* START *

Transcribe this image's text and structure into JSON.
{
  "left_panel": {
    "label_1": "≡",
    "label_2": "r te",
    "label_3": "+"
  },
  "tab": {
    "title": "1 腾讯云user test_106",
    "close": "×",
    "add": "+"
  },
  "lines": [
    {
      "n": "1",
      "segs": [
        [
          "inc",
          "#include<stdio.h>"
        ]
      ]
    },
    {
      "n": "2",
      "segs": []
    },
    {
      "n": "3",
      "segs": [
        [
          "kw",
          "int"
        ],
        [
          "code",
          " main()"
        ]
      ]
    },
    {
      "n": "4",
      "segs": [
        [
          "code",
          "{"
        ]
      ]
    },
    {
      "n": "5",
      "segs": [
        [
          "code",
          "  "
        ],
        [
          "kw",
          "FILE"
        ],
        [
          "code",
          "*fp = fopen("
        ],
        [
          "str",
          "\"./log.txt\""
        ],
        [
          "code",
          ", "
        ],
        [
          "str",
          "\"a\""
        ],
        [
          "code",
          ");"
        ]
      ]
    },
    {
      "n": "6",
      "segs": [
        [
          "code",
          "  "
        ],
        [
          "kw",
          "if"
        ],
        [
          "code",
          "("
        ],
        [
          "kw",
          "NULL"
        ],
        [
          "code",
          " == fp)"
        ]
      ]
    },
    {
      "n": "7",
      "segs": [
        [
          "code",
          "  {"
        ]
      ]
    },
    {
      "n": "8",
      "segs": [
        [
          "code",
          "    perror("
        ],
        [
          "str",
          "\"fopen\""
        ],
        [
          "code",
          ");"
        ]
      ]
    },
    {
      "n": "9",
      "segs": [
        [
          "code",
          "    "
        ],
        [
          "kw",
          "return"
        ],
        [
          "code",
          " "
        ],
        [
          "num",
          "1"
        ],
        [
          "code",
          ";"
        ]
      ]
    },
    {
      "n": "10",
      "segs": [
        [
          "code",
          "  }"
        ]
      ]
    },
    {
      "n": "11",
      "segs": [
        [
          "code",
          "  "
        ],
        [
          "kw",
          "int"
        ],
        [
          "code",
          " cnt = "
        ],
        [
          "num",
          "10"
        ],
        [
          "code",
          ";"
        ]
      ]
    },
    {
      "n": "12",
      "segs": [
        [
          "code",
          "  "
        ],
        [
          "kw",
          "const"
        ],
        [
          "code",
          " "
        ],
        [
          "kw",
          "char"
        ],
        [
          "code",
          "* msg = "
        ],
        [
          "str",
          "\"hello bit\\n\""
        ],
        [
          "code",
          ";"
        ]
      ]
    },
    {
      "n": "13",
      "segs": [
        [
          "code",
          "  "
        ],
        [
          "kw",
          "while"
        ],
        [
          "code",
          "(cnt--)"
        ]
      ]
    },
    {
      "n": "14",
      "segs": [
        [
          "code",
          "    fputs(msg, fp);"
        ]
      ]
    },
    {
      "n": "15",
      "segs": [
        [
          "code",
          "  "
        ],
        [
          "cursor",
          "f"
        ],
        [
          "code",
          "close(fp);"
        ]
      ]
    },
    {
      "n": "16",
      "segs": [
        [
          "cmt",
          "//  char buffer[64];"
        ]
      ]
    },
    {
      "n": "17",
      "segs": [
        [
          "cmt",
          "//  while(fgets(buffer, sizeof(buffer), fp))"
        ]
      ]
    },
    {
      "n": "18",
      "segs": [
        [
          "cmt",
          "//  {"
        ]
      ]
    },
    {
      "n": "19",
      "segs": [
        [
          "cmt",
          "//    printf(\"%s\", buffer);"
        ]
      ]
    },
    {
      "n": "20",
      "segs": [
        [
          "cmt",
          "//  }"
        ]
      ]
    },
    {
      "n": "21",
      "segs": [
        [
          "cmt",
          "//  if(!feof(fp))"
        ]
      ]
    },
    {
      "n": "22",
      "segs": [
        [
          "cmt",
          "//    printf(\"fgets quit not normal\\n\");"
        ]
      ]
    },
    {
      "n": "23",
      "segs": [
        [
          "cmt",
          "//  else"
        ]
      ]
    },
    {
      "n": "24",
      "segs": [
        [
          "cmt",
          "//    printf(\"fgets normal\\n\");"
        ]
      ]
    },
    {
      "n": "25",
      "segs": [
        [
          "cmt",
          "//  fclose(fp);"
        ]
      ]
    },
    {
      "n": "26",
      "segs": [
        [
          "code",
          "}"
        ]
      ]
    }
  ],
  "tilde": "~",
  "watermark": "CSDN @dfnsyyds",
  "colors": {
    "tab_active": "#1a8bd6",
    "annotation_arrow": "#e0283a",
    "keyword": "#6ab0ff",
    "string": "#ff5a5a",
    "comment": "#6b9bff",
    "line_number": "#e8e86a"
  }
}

* END *

From the data, collect all lines where the string "normal" appears.

Written solution ::
          "//    printf(\"fgets quit not normal\\n\");"
          "//    printf(\"fgets normal\\n\");"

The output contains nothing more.